• _EXERCISE_
In the patent claims below, what type of image does claim 8 specify the optical image to be?

• _GIVEN PASSAGE_

*****

2. The biopsy support apparatus according to claim 1, wherein the
feature portion is a node of blood vessels or latex vessels, the
boundary between a lesion and normal tissue, or the boundary
between different tissues.
3. A method for supporting biopsy, the method comprising the steps
of: generating an ultrasonic image on the basis of a signal from an
ultrasonic probe in contact with a living organism; generating an
optical image on the basis of a signal from a biopsy probe inserted
in the living organism; setting a scanning direction of the
ultrasonic probe and a moving direction of the biopsy probe in
substantial coplanar manner; calculating a positional relationship
between the biopsy probe and the a target by aligning a feature
portion in the ultrasonic image and a feature portion corresponding
thereto in the optical image; and controlling a puncture state of
the biopsy probe on the basis of the positional relationship,
wherein the biopsy probe comprises: a search needle configured to
output a signal for generating the optical image; and a puncture
needle including a storage portion for storing the biological
tissue of the target collected, the puncture needle being slidable
using the search needle as a guide, and wherein the puncture needle
includes a cutting portion configured to cut off the biological
tissue stored in the storage portion.
4. The biopsy support apparatus according to claim 1, wherein
optical images are acquired from the optical-image acquisition unit
in a first state in which the exit window projects from the storage
portion and in a second state in which the exit window is located
along the storage portion.
5. The biopsy support apparatus according to claim 4, wherein the
optical image in the second state includes an image of the
biological tissue and an image of the search needle itself.
6. The biopsy support apparatus according to claim 4, wherein the
air pressure of the storage portion can be controlled.
7. The biopsy support apparatus according to claim 1, further
comprising a biopsy probe arm configured to control the operation
of the biopsy probe.
8. The biopsy support apparatus according to claim 1, wherein the
optical image is an OCT image.
9. A method for controlling a biopsy support apparatus, wherein the
biopsy support apparatus comprises: a search needle including an
optical device for acquiring an optical image of biological tissue
and an exit window; and a puncture needle including a storage
portion configured to store the part of the biological tissue
collected, the puncture needle being slidable using the search
needle as a guide, wherein the puncture needle includes a cutting
portion configured to cut off the biological tissue stored in the
storage portion, and wherein optical images are acquired in a first
state in which the exit window projects from the storage portion
and in a second state in which the exit window is located along the
storage portion.

*****

• _EXCERPTED RECORDS_
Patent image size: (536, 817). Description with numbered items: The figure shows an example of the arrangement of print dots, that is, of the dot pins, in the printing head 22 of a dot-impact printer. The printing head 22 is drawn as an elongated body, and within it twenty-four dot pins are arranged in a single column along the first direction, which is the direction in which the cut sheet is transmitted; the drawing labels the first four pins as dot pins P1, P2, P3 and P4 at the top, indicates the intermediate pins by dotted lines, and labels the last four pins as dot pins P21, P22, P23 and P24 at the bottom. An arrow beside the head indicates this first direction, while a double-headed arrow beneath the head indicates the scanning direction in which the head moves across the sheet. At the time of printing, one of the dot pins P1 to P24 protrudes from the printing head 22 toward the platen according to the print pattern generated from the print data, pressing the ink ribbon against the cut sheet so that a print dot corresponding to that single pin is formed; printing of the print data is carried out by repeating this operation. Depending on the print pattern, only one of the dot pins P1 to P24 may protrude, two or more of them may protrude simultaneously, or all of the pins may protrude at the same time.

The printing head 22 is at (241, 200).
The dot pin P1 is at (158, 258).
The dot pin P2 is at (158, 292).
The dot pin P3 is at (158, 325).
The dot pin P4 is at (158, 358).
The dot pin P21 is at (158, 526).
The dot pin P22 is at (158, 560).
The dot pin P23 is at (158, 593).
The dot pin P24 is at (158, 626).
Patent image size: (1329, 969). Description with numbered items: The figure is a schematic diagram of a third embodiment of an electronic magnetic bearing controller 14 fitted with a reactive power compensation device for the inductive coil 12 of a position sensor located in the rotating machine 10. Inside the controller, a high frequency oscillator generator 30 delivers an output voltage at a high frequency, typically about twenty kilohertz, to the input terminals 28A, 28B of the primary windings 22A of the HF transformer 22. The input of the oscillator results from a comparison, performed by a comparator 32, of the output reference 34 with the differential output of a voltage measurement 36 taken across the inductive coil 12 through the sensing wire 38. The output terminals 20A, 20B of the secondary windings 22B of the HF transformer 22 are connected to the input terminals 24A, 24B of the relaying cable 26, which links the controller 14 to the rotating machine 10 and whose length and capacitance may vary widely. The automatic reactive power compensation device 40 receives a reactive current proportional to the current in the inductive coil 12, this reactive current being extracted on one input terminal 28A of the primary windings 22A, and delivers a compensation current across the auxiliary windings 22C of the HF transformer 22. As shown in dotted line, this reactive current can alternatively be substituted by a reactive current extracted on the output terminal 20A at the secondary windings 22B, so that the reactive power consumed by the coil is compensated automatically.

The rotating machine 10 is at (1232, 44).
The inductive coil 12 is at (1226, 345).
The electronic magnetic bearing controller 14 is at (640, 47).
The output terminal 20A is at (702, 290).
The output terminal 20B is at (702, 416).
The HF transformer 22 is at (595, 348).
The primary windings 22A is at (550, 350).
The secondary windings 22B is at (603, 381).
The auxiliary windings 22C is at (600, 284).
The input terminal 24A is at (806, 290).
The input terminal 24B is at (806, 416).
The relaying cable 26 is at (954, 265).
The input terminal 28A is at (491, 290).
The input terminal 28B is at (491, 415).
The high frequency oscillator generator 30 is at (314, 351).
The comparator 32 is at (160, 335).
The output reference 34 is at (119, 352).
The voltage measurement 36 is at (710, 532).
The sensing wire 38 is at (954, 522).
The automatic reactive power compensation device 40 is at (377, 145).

*****

• _ANSWER SPACE_
An OCT image.